# START OF INPUT FOR THIS TASK

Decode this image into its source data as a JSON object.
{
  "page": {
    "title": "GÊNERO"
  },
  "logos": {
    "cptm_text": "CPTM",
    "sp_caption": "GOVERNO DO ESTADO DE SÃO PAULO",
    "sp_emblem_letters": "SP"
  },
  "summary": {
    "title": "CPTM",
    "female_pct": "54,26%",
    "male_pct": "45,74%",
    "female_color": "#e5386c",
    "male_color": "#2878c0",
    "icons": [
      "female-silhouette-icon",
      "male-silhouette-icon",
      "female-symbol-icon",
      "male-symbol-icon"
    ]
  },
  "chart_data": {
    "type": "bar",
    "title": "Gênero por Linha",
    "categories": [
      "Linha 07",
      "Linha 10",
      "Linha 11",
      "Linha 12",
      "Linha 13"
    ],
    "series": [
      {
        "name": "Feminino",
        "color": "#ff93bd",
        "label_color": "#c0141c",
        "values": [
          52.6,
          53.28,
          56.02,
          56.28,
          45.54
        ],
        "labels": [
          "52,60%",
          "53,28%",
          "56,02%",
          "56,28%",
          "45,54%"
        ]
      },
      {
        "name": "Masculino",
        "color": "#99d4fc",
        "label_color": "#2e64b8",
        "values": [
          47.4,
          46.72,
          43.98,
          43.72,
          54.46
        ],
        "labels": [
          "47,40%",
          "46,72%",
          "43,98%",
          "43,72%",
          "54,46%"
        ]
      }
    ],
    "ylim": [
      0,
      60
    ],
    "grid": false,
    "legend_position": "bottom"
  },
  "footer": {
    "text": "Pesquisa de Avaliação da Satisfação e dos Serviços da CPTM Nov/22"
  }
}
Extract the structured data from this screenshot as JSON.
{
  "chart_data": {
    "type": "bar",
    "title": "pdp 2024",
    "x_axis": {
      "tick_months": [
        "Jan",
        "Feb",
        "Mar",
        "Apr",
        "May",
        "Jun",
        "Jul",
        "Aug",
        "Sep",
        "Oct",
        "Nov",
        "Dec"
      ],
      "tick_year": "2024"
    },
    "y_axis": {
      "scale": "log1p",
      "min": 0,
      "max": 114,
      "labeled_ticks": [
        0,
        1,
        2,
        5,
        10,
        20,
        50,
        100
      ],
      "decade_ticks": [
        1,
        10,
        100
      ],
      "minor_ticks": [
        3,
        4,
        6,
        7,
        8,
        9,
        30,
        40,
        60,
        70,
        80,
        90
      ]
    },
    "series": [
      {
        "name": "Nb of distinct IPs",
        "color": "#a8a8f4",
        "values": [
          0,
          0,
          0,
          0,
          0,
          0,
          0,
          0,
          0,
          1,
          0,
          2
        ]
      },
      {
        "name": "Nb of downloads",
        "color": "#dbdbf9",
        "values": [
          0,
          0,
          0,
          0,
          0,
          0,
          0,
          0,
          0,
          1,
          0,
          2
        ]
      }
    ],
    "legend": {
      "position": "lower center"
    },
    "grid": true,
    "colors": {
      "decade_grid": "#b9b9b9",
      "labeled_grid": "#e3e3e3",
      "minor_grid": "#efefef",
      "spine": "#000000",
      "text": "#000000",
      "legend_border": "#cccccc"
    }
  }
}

# END OF INPUT FOR THIS TASK

* [EXERCISE DESCRIPTION]: Return only those lines of the records that contain the string "title".

* [THE RESPONSE]:
    "title": "GÊNERO"
    "title": "CPTM",
    "title": "Gênero por Linha",
    "title": "pdp 2024",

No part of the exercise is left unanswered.